►

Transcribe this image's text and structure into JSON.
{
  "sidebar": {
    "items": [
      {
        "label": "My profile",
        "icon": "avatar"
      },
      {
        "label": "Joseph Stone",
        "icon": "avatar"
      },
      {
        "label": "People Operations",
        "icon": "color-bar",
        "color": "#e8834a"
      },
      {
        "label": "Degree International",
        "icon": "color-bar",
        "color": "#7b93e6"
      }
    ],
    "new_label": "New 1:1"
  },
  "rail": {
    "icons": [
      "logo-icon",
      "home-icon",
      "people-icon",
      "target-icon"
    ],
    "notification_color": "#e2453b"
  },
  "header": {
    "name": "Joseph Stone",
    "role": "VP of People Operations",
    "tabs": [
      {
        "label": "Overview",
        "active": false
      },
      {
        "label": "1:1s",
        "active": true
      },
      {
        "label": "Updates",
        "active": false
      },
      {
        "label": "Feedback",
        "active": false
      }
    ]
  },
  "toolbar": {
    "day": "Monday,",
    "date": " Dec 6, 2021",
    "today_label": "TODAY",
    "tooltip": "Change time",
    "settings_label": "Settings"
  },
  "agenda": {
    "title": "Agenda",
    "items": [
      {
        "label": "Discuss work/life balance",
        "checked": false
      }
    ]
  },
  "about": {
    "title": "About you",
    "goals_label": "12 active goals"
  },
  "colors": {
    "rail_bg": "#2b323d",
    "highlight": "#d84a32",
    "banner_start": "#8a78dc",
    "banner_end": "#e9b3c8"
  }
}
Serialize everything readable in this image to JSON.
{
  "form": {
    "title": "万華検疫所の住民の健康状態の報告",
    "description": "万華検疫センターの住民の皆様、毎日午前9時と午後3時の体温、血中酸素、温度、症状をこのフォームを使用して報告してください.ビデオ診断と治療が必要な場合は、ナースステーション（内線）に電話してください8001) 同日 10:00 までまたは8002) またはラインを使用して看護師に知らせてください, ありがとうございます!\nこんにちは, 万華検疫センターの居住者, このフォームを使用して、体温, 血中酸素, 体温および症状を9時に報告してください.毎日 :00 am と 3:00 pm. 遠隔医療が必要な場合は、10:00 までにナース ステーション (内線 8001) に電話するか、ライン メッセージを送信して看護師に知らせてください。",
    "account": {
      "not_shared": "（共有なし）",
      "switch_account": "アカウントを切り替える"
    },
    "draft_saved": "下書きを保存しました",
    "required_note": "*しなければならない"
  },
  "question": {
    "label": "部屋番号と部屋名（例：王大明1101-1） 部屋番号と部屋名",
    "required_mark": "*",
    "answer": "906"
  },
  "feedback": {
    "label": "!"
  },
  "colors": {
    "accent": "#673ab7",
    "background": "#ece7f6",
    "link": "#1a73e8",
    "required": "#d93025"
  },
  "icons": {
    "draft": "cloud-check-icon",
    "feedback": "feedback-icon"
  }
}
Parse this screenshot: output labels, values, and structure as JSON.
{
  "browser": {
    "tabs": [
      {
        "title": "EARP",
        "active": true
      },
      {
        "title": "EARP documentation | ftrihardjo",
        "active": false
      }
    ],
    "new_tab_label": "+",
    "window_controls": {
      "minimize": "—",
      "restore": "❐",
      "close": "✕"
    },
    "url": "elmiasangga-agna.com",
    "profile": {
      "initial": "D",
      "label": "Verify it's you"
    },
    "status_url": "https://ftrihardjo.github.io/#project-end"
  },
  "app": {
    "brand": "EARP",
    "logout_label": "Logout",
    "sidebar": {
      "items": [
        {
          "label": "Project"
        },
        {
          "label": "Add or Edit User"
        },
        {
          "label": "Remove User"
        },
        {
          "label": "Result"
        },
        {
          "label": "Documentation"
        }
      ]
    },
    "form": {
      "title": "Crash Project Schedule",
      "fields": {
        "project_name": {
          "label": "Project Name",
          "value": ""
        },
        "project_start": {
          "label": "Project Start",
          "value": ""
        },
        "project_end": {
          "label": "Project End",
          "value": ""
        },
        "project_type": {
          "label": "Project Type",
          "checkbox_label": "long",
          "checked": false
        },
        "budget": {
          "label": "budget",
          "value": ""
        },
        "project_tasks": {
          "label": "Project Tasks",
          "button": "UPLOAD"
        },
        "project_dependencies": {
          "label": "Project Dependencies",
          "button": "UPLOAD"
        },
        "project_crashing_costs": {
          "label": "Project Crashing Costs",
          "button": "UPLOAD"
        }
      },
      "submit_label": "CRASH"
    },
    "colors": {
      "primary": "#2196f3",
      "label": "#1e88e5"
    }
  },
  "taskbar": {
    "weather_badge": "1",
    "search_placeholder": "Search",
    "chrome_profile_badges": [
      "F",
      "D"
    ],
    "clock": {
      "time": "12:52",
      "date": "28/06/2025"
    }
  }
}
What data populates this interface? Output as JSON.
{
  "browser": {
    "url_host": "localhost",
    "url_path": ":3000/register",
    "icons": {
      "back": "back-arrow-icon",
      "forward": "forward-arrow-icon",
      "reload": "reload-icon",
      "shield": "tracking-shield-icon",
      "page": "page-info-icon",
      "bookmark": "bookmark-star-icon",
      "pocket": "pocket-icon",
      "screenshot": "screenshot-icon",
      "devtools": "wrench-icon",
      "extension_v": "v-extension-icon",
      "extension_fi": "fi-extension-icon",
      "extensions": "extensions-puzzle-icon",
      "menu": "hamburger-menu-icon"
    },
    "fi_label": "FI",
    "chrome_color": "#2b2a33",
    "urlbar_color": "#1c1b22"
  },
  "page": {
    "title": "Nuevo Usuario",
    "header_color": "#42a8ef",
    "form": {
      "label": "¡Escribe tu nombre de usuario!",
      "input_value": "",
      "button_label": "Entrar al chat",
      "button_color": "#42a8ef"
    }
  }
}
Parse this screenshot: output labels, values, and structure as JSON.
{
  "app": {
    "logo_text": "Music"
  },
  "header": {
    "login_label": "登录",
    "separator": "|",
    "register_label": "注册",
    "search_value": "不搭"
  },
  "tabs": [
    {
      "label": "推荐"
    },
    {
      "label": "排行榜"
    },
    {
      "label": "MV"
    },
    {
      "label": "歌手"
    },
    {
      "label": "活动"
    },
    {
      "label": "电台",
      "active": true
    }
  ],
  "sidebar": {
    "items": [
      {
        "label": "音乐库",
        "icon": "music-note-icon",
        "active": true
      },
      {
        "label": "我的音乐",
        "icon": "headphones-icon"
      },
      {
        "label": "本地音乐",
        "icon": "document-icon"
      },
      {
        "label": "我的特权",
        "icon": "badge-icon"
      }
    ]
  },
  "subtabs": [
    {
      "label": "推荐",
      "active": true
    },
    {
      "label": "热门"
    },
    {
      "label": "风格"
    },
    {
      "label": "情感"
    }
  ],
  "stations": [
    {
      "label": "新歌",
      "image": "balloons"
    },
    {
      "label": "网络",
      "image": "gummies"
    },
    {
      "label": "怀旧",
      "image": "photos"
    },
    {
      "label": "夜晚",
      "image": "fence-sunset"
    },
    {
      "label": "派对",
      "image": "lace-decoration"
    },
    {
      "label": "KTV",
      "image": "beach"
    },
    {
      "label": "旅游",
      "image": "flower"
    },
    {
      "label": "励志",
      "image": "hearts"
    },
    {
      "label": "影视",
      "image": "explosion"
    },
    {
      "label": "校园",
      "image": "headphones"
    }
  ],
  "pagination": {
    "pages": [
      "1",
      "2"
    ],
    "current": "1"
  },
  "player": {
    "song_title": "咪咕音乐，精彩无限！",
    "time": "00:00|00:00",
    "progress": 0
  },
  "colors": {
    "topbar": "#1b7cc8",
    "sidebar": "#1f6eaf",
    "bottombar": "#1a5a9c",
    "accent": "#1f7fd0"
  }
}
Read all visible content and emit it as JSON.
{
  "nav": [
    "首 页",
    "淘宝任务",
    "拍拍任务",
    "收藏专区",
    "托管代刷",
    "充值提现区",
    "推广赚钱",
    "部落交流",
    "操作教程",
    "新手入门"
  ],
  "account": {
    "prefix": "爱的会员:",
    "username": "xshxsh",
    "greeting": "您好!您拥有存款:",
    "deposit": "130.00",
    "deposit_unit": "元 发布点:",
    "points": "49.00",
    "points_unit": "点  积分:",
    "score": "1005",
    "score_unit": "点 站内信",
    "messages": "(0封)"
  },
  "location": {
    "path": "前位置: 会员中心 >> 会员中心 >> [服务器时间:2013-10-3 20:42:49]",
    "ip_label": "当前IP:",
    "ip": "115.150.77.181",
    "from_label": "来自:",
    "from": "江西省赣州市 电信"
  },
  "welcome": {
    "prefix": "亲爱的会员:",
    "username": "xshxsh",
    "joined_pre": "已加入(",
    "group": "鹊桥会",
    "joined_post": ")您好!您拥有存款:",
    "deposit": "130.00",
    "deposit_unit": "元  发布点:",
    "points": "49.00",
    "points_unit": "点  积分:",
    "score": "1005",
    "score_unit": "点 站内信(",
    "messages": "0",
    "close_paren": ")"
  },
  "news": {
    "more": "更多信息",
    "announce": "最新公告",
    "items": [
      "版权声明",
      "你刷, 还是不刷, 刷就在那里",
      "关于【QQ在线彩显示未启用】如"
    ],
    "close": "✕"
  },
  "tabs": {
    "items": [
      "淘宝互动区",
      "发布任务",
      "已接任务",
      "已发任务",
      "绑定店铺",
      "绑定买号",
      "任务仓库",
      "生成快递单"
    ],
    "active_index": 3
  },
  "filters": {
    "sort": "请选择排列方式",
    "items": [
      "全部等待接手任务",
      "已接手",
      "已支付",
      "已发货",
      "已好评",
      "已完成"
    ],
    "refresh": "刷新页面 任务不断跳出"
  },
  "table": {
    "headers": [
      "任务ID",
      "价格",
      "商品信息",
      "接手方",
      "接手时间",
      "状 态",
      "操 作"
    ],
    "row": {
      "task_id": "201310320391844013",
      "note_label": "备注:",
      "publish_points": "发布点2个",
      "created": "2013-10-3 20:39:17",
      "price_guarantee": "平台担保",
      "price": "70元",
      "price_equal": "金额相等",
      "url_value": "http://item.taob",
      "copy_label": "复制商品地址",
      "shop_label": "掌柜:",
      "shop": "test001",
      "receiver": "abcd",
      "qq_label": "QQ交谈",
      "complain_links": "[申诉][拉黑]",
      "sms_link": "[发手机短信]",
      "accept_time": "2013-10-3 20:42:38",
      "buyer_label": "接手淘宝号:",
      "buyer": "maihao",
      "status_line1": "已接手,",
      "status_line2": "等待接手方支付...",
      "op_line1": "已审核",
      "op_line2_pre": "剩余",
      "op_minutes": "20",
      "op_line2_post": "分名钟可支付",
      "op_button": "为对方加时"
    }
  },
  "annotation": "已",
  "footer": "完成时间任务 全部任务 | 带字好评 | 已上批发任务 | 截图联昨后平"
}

◄

Scan the lines above for "Operations", then copy every one that has it.

▸ SOLUTION FOR THIS TASK:
        "label": "People Operations",
    "role": "VP of People Operations",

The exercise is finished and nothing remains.